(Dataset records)
********
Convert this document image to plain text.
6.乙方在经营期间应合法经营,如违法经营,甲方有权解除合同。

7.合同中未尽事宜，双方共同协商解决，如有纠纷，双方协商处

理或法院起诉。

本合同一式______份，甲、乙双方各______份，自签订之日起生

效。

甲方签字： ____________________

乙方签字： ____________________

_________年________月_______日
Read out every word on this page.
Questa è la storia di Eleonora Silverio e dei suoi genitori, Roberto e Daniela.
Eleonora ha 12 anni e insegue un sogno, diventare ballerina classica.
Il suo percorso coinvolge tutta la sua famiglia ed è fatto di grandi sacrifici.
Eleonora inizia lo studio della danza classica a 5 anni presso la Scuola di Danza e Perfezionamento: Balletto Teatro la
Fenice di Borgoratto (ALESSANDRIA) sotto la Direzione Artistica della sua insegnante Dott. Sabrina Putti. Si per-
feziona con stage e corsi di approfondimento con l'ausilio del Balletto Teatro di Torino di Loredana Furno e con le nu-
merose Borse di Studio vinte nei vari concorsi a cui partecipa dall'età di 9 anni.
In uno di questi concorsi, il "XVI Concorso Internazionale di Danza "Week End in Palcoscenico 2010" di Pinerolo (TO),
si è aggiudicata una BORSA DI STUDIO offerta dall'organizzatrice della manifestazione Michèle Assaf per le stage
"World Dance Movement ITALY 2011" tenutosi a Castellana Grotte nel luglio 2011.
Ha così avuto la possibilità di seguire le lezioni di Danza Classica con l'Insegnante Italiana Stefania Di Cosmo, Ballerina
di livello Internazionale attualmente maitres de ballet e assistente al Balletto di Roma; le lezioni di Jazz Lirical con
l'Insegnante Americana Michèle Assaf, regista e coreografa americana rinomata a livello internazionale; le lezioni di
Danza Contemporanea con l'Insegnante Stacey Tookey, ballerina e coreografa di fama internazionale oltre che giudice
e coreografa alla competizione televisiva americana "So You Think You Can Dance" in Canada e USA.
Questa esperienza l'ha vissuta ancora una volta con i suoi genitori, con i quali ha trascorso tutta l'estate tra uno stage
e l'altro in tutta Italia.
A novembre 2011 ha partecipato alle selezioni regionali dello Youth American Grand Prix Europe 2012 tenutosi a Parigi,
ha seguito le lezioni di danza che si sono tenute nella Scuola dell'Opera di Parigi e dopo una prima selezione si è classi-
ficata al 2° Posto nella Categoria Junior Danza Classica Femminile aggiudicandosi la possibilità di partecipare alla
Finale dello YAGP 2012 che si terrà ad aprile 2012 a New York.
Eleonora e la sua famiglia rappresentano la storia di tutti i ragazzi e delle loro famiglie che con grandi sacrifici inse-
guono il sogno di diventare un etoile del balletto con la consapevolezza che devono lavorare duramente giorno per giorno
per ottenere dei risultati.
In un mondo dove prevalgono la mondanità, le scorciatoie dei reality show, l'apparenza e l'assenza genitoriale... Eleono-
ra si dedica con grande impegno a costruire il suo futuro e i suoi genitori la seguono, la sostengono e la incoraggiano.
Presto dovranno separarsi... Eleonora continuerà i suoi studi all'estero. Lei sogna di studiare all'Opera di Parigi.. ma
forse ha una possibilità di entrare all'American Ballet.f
********
Set out every line from the material that contains the string "Opera".

ha seguito le lezioni di danza che si sono tenute nella Scuola dell'Opera di Parigi e dopo una prima selezione si è classi-
Presto dovranno separarsi... Eleonora continuerà i suoi studi all'estero. Lei sogna di studiare all'Opera di Parigi.. ma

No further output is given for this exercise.